=== What you have to do ===
State how many lines of the entries hold the string "komputerowych", and output nothing but that count.

=== Material ===
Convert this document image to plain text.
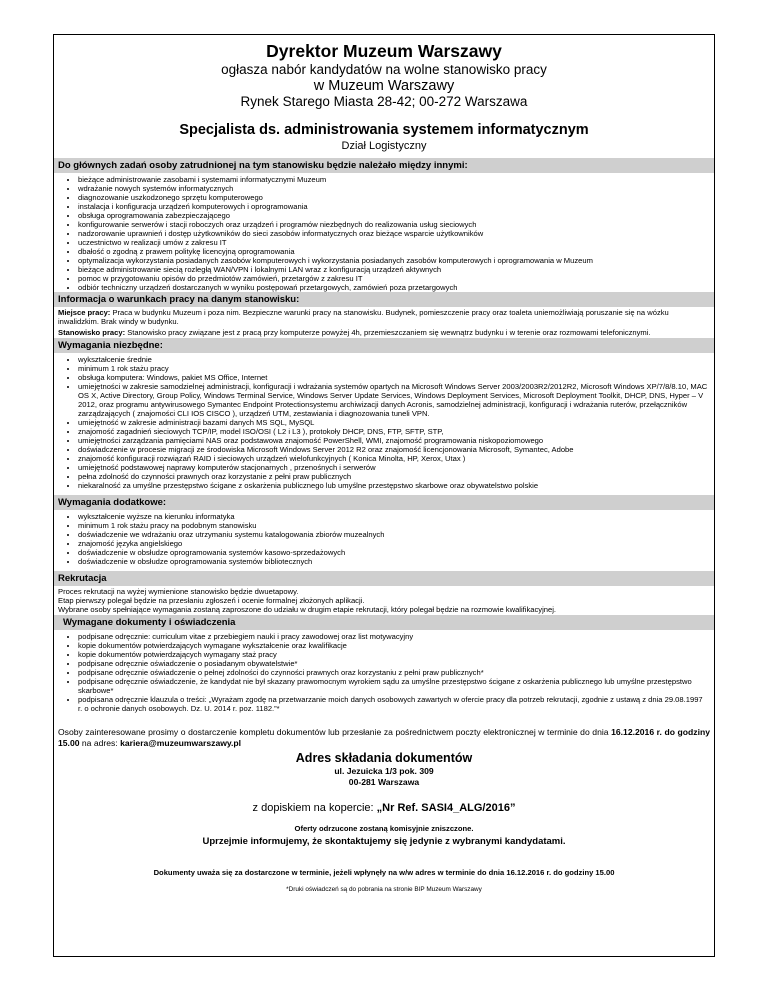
Dyrektor Muzeum Warszawy
ogłasza nabór kandydatów na wolne stanowisko pracy
w Muzeum Warszawy
Rynek Starego Miasta 28-42; 00-272 Warszawa
Specjalista ds. administrowania systemem informatycznym
Dział Logistyczny
Do głównych zadań osoby zatrudnionej na tym stanowisku będzie należało między innymi:
• bieżące administrowanie zasobami i systemami informatycznymi Muzeum
• wdrażanie nowych systemów informatycznych
• diagnozowanie uszkodzonego sprzętu komputerowego
• instalacja i konfiguracja urządzeń komputerowych i oprogramowania
• obsługa oprogramowania zabezpieczającego
• konfigurowanie serwerów i stacji roboczych oraz urządzeń i programów niezbędnych do realizowania usług sieciowych
• nadzorowanie uprawnień i dostęp użytkowników do sieci zasobów informatycznych oraz bieżące wsparcie użytkowników
• uczestnictwo w realizacji umów z zakresu IT
• dbałość o zgodną z prawem politykę licencyjną oprogramowania
• optymalizacja wykorzystania posiadanych zasobów komputerowych i wykorzystania posiadanych zasobów komputerowych i oprogramowania w Muzeum
• bieżące administrowanie siecią rozległą WAN/VPN i lokalnymi LAN wraz z konfiguracją urządzeń aktywnych
• pomoc w przygotowaniu opisów do przedmiotów zamówień, przetargów z zakresu IT
• odbiór techniczny urządzeń dostarczanych w wyniku postępowań przetargowych, zamówień poza przetargowych
Informacja o warunkach pracy na danym stanowisku:
Miejsce pracy: Praca w budynku Muzeum i poza nim. Bezpieczne warunki pracy na stanowisku. Budynek, pomieszczenie pracy oraz toaleta uniemożliwiają poruszanie się na wózku inwalidzkim. Brak windy w budynku.
Stanowisko pracy: Stanowisko pracy związane jest z pracą przy komputerze powyżej 4h, przemieszczaniem się wewnątrz budynku i w terenie oraz rozmowami telefonicznymi.
Wymagania niezbędne:
• wykształcenie średnie
• minimum 1 rok stażu pracy
• obsługa komputera: Windows, pakiet MS Office, Internet
• umiejętności w zakresie samodzielnej administracji, konfiguracji i wdrażania systemów opartych na Microsoft Windows Server 2003/2003R2/2012R2, Microsoft Windows XP/7/8/8.10, MAC OS X, Active Directory, Group Policy, Windows Terminal Service, Windows Server Update Services, Windows Deployment Services, Microsoft Deployment Toolkit, DHCP, DNS, Hyper – V 2012, oraz programu antywirusowego Symantec Endpoint Protectionsystemu archiwizacji danych Acronis, samodzielnej administracji, konfiguracji i wdrażania ruterów, przełączników zarządzających ( znajomości CLI IOS CISCO ), urządzeń UTM, zestawiania i diagnozowania tuneli VPN.
• umiejętność w zakresie administracji bazami danych MS SQL, MySQL
• znajomość zagadnień sieciowych TCP/IP, model ISO/OSI ( L2 i L3 ), protokoły DHCP, DNS, FTP, SFTP, STP,
• umiejętności zarządzania pamięciami NAS oraz podstawowa znajomość PowerShell, WMI, znajomość programowania niskopoziomowego
• doświadczenie w procesie migracji ze środowiska Microsoft Windows Server 2012 R2 oraz znajomość licencjonowania Microsoft, Symantec, Adobe
• znajomość konfiguracji rozwiązań RAID i sieciowych urządzeń wielofunkcyjnych ( Konica Minolta, HP, Xerox, Utax )
• umiejętność podstawowej naprawy komputerów stacjonarnych , przenośnych i serwerów
• pełna zdolność do czynności prawnych oraz korzystanie z pełni praw publicznych
• niekaralność za umyślne przestępstwo ścigane z oskarżenia publicznego lub umyślne przestępstwo skarbowe oraz obywatelstwo polskie
Wymagania dodatkowe:
• wykształcenie wyższe na kierunku informatyka
• minimum 1 rok stażu pracy na podobnym stanowisku
• doświadczenie we wdrażaniu oraz utrzymaniu systemu katalogowania zbiorów muzealnych
• znajomość języka angielskiego
• doświadczenie w obsłudze oprogramowania systemów kasowo-sprzedażowych
• doświadczenie w obsłudze oprogramowania systemów bibliotecznych
Rekrutacja
Proces rekrutacji na wyżej wymienione stanowisko będzie dwuetapowy.
Etap pierwszy polegał będzie na przesłaniu zgłoszeń i ocenie formalnej złożonych aplikacji.
Wybrane osoby spełniające wymagania zostaną zaproszone do udziału w drugim etapie rekrutacji, który polegał będzie na rozmowie kwalifikacyjnej.
Wymagane dokumenty i oświadczenia
• podpisane odręcznie: curriculum vitae z przebiegiem nauki i pracy zawodowej oraz list motywacyjny
• kopie dokumentów potwierdzających wymagane wykształcenie oraz kwalifikacje
• kopie dokumentów potwierdzających wymagany staż pracy
• podpisane odręcznie oświadczenie o posiadanym obywatelstwie*
• podpisane odręcznie oświadczenie o pełnej zdolności do czynności prawnych oraz korzystaniu z pełni praw publicznych*
• podpisane odręcznie oświadczenie, że kandydat nie był skazany prawomocnym wyrokiem sądu za umyślne przestępstwo ścigane z oskarżenia publicznego lub umyślne przestępstwo skarbowe*
• podpisana odręcznie klauzula o treści: „Wyrażam zgodę na przetwarzanie moich danych osobowych zawartych w ofercie pracy dla potrzeb rekrutacji, zgodnie z ustawą z dnia 29.08.1997 r. o ochronie danych osobowych. Dz. U. 2014 r. poz. 1182.”*
Osoby zainteresowane prosimy o dostarczenie kompletu dokumentów lub przesłanie za pośrednictwem poczty elektronicznej w terminie do dnia 16.12.2016 r. do godziny 15.00 na adres: kariera@muzeumwarszawy.pl
Adres składania dokumentów
ul. Jezuicka 1/3 pok. 309
00-281 Warszawa
z dopiskiem na kopercie: „Nr Ref. SASI4_ALG/2016”
Oferty odrzucone zostaną komisyjnie zniszczone.
Uprzejmie informujemy, że skontaktujemy się jedynie z wybranymi kandydatami.
Dokumenty uważa się za dostarczone w terminie, jeżeli wpłynęły na w/w adres w terminie do dnia 16.12.2016 r. do godziny 15.00
*Druki oświadczeń są do pobrania na stronie BIP Muzeum Warszawy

=== Completed exercise ===
2